BEGIN Dataset content

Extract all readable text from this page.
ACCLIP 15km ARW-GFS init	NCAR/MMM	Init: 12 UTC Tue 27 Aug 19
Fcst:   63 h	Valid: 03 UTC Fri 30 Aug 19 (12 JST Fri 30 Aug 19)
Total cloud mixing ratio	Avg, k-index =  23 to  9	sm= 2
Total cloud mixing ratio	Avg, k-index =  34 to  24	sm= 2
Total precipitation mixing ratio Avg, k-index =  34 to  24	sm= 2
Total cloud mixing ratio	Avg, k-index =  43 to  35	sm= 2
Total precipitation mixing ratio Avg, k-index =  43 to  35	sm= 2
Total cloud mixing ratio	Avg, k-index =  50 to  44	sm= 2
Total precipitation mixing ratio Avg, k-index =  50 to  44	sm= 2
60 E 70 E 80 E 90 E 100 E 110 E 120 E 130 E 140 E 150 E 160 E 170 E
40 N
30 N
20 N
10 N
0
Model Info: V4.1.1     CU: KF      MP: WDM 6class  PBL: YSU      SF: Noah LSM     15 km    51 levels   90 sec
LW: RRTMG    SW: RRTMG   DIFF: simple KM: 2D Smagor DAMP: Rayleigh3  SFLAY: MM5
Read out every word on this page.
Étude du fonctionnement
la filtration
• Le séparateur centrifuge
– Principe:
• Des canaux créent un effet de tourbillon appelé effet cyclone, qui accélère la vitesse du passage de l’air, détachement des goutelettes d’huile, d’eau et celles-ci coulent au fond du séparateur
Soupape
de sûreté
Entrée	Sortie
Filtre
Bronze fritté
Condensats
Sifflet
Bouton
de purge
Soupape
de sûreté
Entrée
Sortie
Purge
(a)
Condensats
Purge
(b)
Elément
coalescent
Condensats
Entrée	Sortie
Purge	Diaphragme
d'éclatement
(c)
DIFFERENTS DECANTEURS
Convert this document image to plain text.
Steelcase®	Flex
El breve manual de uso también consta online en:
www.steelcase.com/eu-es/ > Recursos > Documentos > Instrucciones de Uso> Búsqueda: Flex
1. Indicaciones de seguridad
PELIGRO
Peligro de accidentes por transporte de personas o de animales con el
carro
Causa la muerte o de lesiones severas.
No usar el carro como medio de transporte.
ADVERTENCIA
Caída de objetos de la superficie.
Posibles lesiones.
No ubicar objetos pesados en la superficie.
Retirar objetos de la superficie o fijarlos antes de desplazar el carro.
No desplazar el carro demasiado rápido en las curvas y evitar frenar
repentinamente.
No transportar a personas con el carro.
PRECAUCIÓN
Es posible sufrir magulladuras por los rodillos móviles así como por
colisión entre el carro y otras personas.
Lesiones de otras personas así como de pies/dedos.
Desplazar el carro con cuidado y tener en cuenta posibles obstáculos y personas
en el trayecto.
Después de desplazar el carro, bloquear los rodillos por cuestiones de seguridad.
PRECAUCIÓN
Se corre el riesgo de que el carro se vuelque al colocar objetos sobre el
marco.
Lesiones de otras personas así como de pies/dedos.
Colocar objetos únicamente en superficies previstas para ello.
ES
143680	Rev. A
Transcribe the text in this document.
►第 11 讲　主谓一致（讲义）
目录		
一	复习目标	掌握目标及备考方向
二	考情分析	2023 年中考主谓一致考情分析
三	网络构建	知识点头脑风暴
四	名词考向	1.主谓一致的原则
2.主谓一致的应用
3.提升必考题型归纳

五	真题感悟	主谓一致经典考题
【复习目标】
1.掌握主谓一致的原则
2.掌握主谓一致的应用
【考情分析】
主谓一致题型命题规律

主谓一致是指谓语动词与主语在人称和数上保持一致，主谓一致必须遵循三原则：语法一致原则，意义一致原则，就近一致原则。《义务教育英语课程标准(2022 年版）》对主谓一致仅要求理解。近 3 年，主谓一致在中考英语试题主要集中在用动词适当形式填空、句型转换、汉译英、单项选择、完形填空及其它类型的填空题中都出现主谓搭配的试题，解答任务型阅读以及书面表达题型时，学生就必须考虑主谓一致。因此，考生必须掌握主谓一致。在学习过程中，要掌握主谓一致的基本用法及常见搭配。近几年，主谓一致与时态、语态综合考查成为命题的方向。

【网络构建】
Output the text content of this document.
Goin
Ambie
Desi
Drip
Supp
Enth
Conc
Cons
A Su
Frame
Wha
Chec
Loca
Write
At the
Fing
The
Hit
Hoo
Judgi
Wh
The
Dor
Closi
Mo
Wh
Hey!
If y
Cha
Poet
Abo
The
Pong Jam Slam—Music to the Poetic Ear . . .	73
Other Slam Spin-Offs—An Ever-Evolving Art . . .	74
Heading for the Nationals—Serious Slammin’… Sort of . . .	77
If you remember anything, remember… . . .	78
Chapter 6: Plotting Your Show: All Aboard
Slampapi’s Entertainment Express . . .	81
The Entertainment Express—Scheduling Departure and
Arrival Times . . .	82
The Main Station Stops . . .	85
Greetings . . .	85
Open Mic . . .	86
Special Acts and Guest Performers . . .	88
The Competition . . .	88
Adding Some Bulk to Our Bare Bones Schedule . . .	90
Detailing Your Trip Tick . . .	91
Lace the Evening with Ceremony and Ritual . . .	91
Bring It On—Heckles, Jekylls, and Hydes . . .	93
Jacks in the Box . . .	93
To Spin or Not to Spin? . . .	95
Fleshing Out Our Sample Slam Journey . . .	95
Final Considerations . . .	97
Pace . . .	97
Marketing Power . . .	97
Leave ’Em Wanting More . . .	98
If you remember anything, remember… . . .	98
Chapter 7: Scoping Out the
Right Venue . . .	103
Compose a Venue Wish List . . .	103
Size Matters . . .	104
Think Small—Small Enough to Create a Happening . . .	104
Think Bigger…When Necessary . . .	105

END Dataset content

(Set exercise):
Copy each line holding the word "Think" from the listing above.

(Response):
Think Small—Small Enough to Create a Happening . . .	104
Think Bigger…When Necessary . . .	105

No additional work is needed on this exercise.